* **Texto para leer**:
----
Estos dos niños tratan de recoger el agua necesaria para el consumo en sus respectivas casas. LA PRENSA/C. MARTINEZ

Matagalpinos resienten escasez de agua

Las partes bajas de la ciudad son las más afectadas Celso Martínez Orozco – [email protected] MATAGALPA.- La problemática del agua potable continúa en las partes bajas de la ciudad, al extremo que la población tiene que colocar llaves en las cajas de los medidores y anexarle un pedazo de manguera, para poder recoger en panas […]

  • Las partes bajas de la ciudad son las más afectadas

Celso Martínez Orozco – [email protected]

MATAGALPA.- La problemática del agua potable continúa en las partes bajas de la ciudad, al extremo que la población tiene que colocar llaves en las cajas de los medidores y anexarle un pedazo de manguera, para poder recoger en panas un poco del vital líquido y posteriormente trasegarla a los recipientes.
----
* **Lista de datos**:
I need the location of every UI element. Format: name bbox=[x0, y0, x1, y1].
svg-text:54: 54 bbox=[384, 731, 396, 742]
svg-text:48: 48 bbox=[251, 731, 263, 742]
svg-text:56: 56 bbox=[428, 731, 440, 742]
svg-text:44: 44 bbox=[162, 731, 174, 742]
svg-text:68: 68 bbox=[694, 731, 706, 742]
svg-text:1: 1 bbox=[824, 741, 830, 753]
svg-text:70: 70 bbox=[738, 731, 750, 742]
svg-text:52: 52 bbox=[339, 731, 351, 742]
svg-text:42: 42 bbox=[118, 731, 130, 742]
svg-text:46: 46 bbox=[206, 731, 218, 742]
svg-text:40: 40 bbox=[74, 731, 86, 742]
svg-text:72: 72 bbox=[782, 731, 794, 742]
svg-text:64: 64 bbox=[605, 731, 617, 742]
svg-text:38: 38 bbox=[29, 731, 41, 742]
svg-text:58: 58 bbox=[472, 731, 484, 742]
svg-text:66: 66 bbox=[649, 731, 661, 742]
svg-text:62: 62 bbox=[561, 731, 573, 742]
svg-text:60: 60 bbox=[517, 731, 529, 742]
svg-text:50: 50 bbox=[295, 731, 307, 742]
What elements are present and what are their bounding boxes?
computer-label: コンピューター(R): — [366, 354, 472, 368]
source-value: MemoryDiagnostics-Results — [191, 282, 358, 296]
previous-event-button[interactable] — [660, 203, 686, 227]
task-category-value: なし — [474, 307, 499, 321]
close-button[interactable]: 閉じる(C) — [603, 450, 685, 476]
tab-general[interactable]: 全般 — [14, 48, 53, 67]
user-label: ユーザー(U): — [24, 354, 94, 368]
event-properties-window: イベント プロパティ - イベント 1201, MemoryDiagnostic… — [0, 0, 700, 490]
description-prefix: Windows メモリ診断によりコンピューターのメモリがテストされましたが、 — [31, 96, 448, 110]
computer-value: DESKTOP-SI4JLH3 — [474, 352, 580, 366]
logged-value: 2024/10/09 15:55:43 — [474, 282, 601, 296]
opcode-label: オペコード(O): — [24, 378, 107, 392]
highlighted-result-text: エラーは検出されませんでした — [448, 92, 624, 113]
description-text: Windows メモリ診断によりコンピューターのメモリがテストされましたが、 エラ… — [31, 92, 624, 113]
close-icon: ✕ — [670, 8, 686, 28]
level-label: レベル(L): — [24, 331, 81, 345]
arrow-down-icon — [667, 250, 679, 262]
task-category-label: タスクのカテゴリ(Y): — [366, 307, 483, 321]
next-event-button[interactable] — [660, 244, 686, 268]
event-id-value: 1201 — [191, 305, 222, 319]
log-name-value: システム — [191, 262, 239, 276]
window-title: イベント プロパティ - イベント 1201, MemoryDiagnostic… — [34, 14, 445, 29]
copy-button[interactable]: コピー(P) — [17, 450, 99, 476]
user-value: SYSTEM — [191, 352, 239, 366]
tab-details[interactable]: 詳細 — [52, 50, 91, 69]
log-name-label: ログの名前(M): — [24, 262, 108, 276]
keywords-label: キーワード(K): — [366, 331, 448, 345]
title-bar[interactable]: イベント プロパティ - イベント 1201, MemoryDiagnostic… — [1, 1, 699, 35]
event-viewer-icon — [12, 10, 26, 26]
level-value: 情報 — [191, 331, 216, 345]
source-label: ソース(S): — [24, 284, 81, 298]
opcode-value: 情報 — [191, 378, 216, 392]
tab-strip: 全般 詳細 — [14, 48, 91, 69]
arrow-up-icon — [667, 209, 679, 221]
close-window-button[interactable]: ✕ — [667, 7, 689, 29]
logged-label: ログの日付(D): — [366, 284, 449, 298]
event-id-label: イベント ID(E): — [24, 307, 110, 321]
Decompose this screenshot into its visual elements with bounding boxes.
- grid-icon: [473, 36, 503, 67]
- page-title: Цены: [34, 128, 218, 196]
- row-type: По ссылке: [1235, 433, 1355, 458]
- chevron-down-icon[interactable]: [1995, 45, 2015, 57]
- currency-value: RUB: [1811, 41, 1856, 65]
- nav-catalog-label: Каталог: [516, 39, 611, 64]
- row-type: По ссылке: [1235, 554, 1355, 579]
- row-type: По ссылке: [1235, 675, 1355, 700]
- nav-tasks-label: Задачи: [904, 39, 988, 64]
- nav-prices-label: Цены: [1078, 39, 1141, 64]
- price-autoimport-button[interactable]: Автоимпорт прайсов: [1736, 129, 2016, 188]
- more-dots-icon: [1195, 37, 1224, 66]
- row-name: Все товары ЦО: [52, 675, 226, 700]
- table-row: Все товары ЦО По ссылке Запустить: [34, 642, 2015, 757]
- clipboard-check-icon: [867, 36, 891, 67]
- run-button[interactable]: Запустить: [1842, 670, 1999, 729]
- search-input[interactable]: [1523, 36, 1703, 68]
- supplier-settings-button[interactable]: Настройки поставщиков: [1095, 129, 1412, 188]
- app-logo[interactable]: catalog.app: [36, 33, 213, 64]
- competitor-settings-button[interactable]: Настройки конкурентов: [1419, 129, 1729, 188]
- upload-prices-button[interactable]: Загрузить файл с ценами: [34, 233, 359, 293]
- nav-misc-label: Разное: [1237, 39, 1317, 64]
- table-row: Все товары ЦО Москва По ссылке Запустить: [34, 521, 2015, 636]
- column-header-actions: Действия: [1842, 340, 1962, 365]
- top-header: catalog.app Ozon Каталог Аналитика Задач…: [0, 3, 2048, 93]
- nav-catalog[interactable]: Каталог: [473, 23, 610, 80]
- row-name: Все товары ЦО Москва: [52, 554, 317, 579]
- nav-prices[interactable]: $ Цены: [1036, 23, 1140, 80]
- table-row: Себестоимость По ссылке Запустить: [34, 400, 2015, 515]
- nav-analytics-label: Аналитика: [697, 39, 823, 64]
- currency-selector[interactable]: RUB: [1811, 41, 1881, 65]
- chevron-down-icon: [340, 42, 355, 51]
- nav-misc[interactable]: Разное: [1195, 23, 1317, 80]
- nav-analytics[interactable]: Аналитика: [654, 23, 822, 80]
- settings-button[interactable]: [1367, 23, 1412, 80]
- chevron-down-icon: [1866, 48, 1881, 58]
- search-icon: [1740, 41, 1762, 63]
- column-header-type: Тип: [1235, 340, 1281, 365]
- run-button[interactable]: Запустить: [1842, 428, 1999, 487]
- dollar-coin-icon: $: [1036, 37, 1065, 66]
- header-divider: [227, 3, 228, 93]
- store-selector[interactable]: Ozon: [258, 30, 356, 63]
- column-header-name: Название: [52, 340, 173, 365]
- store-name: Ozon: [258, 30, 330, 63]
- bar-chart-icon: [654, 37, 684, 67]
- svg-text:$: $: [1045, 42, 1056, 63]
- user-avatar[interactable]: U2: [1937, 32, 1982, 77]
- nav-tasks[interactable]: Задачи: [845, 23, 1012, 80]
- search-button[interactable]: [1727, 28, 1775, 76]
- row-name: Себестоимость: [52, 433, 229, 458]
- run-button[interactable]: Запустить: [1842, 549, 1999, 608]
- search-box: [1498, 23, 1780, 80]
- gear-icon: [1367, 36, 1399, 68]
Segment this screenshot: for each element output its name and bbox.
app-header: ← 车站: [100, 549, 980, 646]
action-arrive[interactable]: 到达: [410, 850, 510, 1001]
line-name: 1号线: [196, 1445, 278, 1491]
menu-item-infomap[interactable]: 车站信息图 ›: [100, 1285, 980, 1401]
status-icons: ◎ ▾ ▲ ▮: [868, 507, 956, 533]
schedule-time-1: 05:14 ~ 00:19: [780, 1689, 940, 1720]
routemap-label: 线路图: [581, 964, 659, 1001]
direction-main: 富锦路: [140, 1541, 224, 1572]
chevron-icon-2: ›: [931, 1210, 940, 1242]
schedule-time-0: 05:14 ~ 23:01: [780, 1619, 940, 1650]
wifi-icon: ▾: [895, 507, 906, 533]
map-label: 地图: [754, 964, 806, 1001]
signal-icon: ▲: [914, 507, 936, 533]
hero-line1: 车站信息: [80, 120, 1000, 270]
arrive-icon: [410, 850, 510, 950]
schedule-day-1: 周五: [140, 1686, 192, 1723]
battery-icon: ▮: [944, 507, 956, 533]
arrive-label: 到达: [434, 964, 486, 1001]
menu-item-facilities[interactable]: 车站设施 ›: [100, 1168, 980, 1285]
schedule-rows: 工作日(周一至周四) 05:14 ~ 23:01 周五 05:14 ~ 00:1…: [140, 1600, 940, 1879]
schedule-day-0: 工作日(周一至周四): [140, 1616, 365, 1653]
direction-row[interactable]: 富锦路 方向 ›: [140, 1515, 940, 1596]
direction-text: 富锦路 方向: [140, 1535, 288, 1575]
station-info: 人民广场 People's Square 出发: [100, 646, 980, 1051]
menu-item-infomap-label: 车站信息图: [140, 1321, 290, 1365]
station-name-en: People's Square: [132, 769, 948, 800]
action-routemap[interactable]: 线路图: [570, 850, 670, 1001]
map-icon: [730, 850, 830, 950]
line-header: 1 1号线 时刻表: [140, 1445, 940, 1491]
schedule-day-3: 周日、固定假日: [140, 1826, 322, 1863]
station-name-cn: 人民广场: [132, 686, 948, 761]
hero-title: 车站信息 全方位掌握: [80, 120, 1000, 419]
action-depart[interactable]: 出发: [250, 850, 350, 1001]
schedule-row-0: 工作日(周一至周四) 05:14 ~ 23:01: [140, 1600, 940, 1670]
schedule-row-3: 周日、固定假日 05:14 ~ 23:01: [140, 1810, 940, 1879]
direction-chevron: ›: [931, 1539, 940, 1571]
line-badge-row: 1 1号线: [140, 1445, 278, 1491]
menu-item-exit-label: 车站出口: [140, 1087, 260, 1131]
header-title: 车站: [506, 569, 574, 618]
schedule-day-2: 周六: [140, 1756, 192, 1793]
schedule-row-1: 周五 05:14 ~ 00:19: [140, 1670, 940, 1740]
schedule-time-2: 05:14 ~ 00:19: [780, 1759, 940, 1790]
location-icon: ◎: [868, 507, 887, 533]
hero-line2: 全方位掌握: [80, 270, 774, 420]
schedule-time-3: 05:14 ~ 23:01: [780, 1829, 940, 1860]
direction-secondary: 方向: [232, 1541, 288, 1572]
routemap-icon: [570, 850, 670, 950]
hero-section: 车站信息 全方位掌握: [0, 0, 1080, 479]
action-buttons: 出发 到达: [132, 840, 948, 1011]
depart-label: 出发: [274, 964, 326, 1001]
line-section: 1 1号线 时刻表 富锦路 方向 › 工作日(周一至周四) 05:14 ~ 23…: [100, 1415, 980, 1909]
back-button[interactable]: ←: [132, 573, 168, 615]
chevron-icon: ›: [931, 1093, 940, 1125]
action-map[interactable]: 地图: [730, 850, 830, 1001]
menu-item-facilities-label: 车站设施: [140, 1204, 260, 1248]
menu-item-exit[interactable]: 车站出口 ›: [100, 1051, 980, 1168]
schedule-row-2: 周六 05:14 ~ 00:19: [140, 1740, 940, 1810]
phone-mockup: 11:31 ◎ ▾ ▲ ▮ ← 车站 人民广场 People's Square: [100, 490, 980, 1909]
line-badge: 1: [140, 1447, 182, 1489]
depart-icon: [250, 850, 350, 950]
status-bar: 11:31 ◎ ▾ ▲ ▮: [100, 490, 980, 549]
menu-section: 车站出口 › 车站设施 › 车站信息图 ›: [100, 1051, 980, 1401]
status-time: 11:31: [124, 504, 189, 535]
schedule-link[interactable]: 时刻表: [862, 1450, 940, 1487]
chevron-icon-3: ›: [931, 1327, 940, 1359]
----
* **Qué hacer**: Según la nota sobre la falta de agua en Matagalpa, ¿qué partes de la ciudad son las más afectadas?

* **Tu respuesta**: Las partes bajas de la ciudad.